**Exercise goal:** In the material below, count the lines with the word "Incheon" and state that number only.
[Opening Records for this exercise section]
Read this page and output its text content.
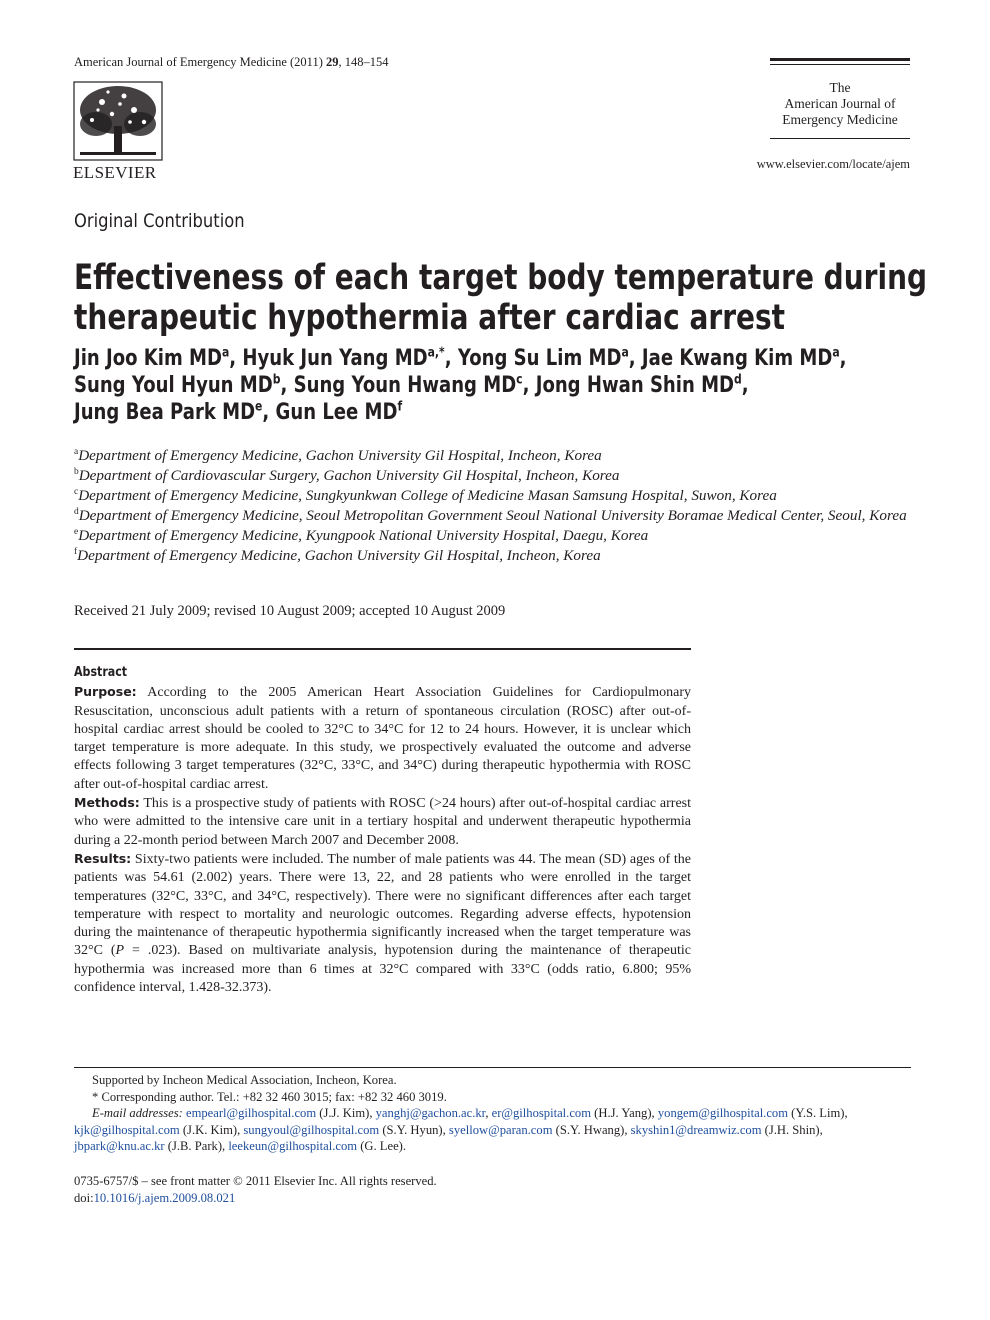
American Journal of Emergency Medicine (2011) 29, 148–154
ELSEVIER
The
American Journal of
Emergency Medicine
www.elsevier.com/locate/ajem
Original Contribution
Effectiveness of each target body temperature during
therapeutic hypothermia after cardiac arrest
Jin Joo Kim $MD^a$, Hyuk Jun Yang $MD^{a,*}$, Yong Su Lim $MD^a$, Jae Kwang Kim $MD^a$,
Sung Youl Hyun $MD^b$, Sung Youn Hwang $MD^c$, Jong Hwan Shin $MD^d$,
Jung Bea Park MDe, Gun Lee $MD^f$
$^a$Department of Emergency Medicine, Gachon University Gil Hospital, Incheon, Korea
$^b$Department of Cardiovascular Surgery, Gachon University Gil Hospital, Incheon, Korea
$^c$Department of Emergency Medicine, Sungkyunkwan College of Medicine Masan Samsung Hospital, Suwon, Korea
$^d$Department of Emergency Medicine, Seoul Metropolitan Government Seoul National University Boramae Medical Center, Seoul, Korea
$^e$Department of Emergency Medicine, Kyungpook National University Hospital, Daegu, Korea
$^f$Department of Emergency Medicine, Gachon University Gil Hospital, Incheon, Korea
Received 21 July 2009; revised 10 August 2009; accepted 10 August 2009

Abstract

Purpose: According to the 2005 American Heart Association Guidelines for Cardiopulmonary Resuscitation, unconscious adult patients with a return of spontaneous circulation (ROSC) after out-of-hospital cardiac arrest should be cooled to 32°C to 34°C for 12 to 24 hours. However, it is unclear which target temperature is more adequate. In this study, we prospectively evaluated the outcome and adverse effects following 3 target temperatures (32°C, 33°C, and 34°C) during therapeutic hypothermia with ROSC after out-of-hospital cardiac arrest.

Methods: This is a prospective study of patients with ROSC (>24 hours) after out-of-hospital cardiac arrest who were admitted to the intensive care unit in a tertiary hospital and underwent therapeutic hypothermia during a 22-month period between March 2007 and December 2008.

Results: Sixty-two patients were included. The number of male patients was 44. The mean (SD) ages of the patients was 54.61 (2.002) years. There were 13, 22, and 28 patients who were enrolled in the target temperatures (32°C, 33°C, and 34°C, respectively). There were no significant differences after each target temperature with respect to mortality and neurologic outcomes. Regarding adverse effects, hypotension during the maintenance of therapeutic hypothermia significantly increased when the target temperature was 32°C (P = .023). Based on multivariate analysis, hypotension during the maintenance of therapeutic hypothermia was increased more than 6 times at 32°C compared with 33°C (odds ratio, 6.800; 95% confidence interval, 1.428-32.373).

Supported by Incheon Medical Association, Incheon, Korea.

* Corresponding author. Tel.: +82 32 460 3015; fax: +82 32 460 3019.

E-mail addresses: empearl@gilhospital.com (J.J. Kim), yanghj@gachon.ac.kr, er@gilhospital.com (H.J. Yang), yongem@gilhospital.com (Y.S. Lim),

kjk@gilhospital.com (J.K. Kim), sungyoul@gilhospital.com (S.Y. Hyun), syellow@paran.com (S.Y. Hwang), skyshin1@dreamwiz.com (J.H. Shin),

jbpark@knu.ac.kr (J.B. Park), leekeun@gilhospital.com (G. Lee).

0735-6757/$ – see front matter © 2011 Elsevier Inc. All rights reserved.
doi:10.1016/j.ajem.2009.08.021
[Closing Records for this exercise section]
**Response area:** 4